:: The records ::

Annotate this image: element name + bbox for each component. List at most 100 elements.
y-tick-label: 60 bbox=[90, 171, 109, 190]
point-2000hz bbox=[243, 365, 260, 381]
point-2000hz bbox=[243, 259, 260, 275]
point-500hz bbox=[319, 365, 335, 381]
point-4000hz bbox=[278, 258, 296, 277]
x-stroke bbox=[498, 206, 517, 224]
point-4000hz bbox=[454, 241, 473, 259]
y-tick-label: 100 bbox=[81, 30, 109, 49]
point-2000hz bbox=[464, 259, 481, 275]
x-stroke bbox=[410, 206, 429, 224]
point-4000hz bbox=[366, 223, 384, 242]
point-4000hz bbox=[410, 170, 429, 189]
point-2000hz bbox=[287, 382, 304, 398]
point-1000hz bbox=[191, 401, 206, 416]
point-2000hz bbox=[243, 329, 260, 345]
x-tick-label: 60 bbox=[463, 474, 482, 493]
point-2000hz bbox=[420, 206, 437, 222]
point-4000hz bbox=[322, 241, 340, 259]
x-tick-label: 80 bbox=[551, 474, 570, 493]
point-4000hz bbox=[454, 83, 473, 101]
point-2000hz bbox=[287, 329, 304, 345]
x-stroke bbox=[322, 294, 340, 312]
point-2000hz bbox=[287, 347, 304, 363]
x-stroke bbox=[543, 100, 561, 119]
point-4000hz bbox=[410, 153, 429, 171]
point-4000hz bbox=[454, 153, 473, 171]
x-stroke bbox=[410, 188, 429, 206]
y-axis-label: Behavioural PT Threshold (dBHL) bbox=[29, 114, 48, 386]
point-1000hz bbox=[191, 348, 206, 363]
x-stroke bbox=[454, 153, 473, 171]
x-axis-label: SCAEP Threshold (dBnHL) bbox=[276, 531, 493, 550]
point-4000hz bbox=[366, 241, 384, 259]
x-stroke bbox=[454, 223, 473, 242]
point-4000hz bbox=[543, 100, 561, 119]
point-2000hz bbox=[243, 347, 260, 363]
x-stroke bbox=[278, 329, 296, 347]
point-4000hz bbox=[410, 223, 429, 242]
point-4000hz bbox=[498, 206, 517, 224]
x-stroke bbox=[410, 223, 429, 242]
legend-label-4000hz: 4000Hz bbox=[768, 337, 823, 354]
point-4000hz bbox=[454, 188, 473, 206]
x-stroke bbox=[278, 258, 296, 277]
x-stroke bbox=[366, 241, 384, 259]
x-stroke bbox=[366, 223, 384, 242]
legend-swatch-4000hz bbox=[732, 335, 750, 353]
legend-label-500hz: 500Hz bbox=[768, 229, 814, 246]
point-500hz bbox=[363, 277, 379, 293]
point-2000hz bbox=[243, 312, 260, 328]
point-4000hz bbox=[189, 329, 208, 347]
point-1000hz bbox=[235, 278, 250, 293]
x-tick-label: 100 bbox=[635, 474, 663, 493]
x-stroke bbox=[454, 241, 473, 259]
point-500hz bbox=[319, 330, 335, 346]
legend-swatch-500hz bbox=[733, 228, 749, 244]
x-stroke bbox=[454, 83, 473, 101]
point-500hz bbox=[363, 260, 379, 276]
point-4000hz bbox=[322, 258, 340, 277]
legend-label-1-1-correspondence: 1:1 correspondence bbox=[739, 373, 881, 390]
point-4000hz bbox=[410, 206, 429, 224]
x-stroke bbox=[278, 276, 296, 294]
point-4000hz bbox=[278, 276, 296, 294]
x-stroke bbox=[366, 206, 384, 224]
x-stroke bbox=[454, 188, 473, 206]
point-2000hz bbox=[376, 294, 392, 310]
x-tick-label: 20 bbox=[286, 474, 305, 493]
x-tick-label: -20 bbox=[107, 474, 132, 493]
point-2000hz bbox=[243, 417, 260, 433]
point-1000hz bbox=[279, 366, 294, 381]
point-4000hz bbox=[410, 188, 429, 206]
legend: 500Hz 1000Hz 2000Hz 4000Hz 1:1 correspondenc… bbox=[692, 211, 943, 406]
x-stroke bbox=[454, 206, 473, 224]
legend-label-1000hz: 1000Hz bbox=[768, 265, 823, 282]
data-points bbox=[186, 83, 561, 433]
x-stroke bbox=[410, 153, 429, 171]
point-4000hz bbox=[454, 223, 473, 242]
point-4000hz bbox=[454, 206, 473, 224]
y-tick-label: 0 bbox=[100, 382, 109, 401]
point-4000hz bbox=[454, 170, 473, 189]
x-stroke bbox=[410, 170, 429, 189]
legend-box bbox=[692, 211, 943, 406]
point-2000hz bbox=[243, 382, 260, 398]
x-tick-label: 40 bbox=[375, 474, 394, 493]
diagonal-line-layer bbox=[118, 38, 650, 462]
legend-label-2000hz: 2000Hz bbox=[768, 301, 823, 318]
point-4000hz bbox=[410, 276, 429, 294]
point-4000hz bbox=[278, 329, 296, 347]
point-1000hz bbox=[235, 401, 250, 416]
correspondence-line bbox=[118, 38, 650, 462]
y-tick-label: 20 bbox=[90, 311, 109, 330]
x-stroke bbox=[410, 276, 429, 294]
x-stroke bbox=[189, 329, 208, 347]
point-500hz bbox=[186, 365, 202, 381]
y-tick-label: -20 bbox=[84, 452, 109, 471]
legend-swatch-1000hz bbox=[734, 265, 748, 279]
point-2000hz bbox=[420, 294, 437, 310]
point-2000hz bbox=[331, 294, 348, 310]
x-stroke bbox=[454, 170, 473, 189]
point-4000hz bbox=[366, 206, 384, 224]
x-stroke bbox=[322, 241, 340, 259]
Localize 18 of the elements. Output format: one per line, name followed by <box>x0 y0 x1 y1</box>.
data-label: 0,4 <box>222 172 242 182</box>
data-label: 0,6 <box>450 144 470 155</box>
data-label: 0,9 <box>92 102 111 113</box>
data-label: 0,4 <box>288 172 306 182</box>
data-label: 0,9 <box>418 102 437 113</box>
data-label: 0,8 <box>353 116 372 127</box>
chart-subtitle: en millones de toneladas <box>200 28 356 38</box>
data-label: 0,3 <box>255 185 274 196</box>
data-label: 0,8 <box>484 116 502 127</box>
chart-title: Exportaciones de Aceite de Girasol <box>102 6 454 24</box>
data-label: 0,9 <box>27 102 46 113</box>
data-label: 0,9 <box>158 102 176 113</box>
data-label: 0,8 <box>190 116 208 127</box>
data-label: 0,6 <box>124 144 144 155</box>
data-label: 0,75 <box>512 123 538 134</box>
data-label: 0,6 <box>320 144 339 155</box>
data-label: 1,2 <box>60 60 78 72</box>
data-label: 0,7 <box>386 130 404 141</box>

:::

- [What is needed]
Return every line of the records above unchanged, from the first line to the last.

- [Output for this exercise]
Annotate this image: element name + bbox for each component. List at most 100 elements.
y-tick-label: 60 bbox=[90, 171, 109, 190]
point-2000hz bbox=[243, 365, 260, 381]
point-2000hz bbox=[243, 259, 260, 275]
point-500hz bbox=[319, 365, 335, 381]
point-4000hz bbox=[278, 258, 296, 277]
x-stroke bbox=[498, 206, 517, 224]
point-4000hz bbox=[454, 241, 473, 259]
y-tick-label: 100 bbox=[81, 30, 109, 49]
point-2000hz bbox=[464, 259, 481, 275]
x-stroke bbox=[410, 206, 429, 224]
point-4000hz bbox=[366, 223, 384, 242]
point-4000hz bbox=[410, 170, 429, 189]
point-2000hz bbox=[287, 382, 304, 398]
point-1000hz bbox=[191, 401, 206, 416]
point-2000hz bbox=[243, 329, 260, 345]
x-tick-label: 60 bbox=[463, 474, 482, 493]
point-2000hz bbox=[420, 206, 437, 222]
point-4000hz bbox=[322, 241, 340, 259]
x-tick-label: 80 bbox=[551, 474, 570, 493]
point-4000hz bbox=[454, 83, 473, 101]
point-2000hz bbox=[287, 329, 304, 345]
x-stroke bbox=[322, 294, 340, 312]
point-2000hz bbox=[287, 347, 304, 363]
x-stroke bbox=[543, 100, 561, 119]
point-4000hz bbox=[410, 153, 429, 171]
point-4000hz bbox=[454, 153, 473, 171]
x-stroke bbox=[410, 188, 429, 206]
y-axis-label: Behavioural PT Threshold (dBHL) bbox=[29, 114, 48, 386]
point-1000hz bbox=[191, 348, 206, 363]
x-stroke bbox=[454, 153, 473, 171]
x-axis-label: SCAEP Threshold (dBnHL) bbox=[276, 531, 493, 550]
point-4000hz bbox=[366, 241, 384, 259]
x-stroke bbox=[454, 223, 473, 242]
point-4000hz bbox=[543, 100, 561, 119]
point-2000hz bbox=[243, 347, 260, 363]
x-stroke bbox=[278, 329, 296, 347]
point-4000hz bbox=[410, 223, 429, 242]
point-4000hz bbox=[498, 206, 517, 224]
x-stroke bbox=[410, 223, 429, 242]
legend-label-4000hz: 4000Hz bbox=[768, 337, 823, 354]
point-4000hz bbox=[454, 188, 473, 206]
x-stroke bbox=[278, 258, 296, 277]
x-stroke bbox=[366, 241, 384, 259]
x-stroke bbox=[366, 223, 384, 242]
legend-swatch-4000hz bbox=[732, 335, 750, 353]
legend-label-500hz: 500Hz bbox=[768, 229, 814, 246]
point-500hz bbox=[363, 277, 379, 293]
point-2000hz bbox=[243, 312, 260, 328]
point-4000hz bbox=[189, 329, 208, 347]
point-1000hz bbox=[235, 278, 250, 293]
x-tick-label: 100 bbox=[635, 474, 663, 493]
x-stroke bbox=[454, 241, 473, 259]
point-500hz bbox=[319, 330, 335, 346]
legend-swatch-500hz bbox=[733, 228, 749, 244]
x-stroke bbox=[454, 83, 473, 101]
point-500hz bbox=[363, 260, 379, 276]
point-4000hz bbox=[322, 258, 340, 277]
legend-label-1-1-correspondence: 1:1 correspondence bbox=[739, 373, 881, 390]
point-4000hz bbox=[410, 206, 429, 224]
x-stroke bbox=[278, 276, 296, 294]
point-4000hz bbox=[278, 276, 296, 294]
x-stroke bbox=[366, 206, 384, 224]
x-stroke bbox=[454, 188, 473, 206]
point-2000hz bbox=[376, 294, 392, 310]
x-tick-label: 20 bbox=[286, 474, 305, 493]
x-tick-label: -20 bbox=[107, 474, 132, 493]
point-2000hz bbox=[243, 417, 260, 433]
point-1000hz bbox=[279, 366, 294, 381]
point-4000hz bbox=[410, 188, 429, 206]
legend: 500Hz 1000Hz 2000Hz 4000Hz 1:1 correspondenc… bbox=[692, 211, 943, 406]
x-stroke bbox=[454, 206, 473, 224]
legend-label-1000hz: 1000Hz bbox=[768, 265, 823, 282]
data-points bbox=[186, 83, 561, 433]
x-stroke bbox=[410, 153, 429, 171]
point-4000hz bbox=[454, 223, 473, 242]
point-4000hz bbox=[454, 206, 473, 224]
y-tick-label: 0 bbox=[100, 382, 109, 401]
point-4000hz bbox=[454, 170, 473, 189]
x-stroke bbox=[410, 170, 429, 189]
legend-box bbox=[692, 211, 943, 406]
point-2000hz bbox=[243, 382, 260, 398]
x-tick-label: 40 bbox=[375, 474, 394, 493]
diagonal-line-layer bbox=[118, 38, 650, 462]
legend-label-2000hz: 2000Hz bbox=[768, 301, 823, 318]
point-4000hz bbox=[410, 276, 429, 294]
point-4000hz bbox=[278, 329, 296, 347]
point-1000hz bbox=[235, 401, 250, 416]
correspondence-line bbox=[118, 38, 650, 462]
y-tick-label: 20 bbox=[90, 311, 109, 330]
x-stroke bbox=[410, 276, 429, 294]
x-stroke bbox=[189, 329, 208, 347]
point-500hz bbox=[186, 365, 202, 381]
y-tick-label: -20 bbox=[84, 452, 109, 471]
legend-swatch-1000hz bbox=[734, 265, 748, 279]
point-2000hz bbox=[420, 294, 437, 310]
point-2000hz bbox=[331, 294, 348, 310]
x-stroke bbox=[454, 170, 473, 189]
point-4000hz bbox=[366, 206, 384, 224]
x-stroke bbox=[322, 241, 340, 259]
Localize 18 of the elements. Output format: one per line, name followed by <box>x0 y0 x1 y1</box>.
data-label: 0,4 <box>222 172 242 182</box>
data-label: 0,6 <box>450 144 470 155</box>
data-label: 0,9 <box>92 102 111 113</box>
data-label: 0,4 <box>288 172 306 182</box>
data-label: 0,9 <box>418 102 437 113</box>
data-label: 0,8 <box>353 116 372 127</box>
chart-subtitle: en millones de toneladas <box>200 28 356 38</box>
data-label: 0,3 <box>255 185 274 196</box>
data-label: 0,8 <box>484 116 502 127</box>
chart-title: Exportaciones de Aceite de Girasol <box>102 6 454 24</box>
data-label: 0,9 <box>27 102 46 113</box>
data-label: 0,9 <box>158 102 176 113</box>
data-label: 0,8 <box>190 116 208 127</box>
data-label: 0,6 <box>124 144 144 155</box>
data-label: 0,75 <box>512 123 538 134</box>
data-label: 0,6 <box>320 144 339 155</box>
data-label: 1,2 <box>60 60 78 72</box>
data-label: 0,7 <box>386 130 404 141</box>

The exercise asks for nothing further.